Recorded data:

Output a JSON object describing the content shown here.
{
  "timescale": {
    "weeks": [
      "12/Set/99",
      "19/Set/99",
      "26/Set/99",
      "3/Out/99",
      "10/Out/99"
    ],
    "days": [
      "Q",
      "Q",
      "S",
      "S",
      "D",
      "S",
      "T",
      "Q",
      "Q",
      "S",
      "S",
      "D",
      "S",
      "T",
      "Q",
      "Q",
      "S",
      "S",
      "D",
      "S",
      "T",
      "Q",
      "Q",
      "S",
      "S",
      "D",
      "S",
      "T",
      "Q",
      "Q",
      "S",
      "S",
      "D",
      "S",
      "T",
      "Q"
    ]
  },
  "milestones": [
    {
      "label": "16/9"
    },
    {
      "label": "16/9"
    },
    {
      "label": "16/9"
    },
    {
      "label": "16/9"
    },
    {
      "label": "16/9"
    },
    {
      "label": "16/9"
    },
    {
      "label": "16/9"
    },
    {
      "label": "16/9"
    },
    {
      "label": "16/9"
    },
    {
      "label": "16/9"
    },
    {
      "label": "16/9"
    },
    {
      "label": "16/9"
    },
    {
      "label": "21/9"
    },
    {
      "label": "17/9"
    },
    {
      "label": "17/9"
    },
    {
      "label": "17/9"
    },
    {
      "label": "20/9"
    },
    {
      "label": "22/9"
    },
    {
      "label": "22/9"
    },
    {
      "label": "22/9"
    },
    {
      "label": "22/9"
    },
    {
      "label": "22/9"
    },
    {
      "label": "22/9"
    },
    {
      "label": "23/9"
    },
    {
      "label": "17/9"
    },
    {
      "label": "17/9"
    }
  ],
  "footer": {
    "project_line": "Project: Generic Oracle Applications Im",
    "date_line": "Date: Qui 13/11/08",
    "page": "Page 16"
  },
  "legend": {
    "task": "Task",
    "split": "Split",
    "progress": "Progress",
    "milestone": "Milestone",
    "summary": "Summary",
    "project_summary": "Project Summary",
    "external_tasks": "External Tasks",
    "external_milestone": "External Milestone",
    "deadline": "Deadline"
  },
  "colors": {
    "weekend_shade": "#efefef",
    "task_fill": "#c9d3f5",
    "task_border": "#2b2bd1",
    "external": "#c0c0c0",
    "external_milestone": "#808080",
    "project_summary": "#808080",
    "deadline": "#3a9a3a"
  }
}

Aim: Using the data above, print every record exactly as shown.

Reply:
Output a JSON object describing the content shown here.
{
  "timescale": {
    "weeks": [
      "12/Set/99",
      "19/Set/99",
      "26/Set/99",
      "3/Out/99",
      "10/Out/99"
    ],
    "days": [
      "Q",
      "Q",
      "S",
      "S",
      "D",
      "S",
      "T",
      "Q",
      "Q",
      "S",
      "S",
      "D",
      "S",
      "T",
      "Q",
      "Q",
      "S",
      "S",
      "D",
      "S",
      "T",
      "Q",
      "Q",
      "S",
      "S",
      "D",
      "S",
      "T",
      "Q",
      "Q",
      "S",
      "S",
      "D",
      "S",
      "T",
      "Q"
    ]
  },
  "milestones": [
    {
      "label": "16/9"
    },
    {
      "label": "16/9"
    },
    {
      "label": "16/9"
    },
    {
      "label": "16/9"
    },
    {
      "label": "16/9"
    },
    {
      "label": "16/9"
    },
    {
      "label": "16/9"
    },
    {
      "label": "16/9"
    },
    {
      "label": "16/9"
    },
    {
      "label": "16/9"
    },
    {
      "label": "16/9"
    },
    {
      "label": "16/9"
    },
    {
      "label": "21/9"
    },
    {
      "label": "17/9"
    },
    {
      "label": "17/9"
    },
    {
      "label": "17/9"
    },
    {
      "label": "20/9"
    },
    {
      "label": "22/9"
    },
    {
      "label": "22/9"
    },
    {
      "label": "22/9"
    },
    {
      "label": "22/9"
    },
    {
      "label": "22/9"
    },
    {
      "label": "22/9"
    },
    {
      "label": "23/9"
    },
    {
      "label": "17/9"
    },
    {
      "label": "17/9"
    }
  ],
  "footer": {
    "project_line": "Project: Generic Oracle Applications Im",
    "date_line": "Date: Qui 13/11/08",
    "page": "Page 16"
  },
  "legend": {
    "task": "Task",
    "split": "Split",
    "progress": "Progress",
    "milestone": "Milestone",
    "summary": "Summary",
    "project_summary": "Project Summary",
    "external_tasks": "External Tasks",
    "external_milestone": "External Milestone",
    "deadline": "Deadline"
  },
  "colors": {
    "weekend_shade": "#efefef",
    "task_fill": "#c9d3f5",
    "task_border": "#2b2bd1",
    "external": "#c0c0c0",
    "external_milestone": "#808080",
    "project_summary": "#808080",
    "deadline": "#3a9a3a"
  }
}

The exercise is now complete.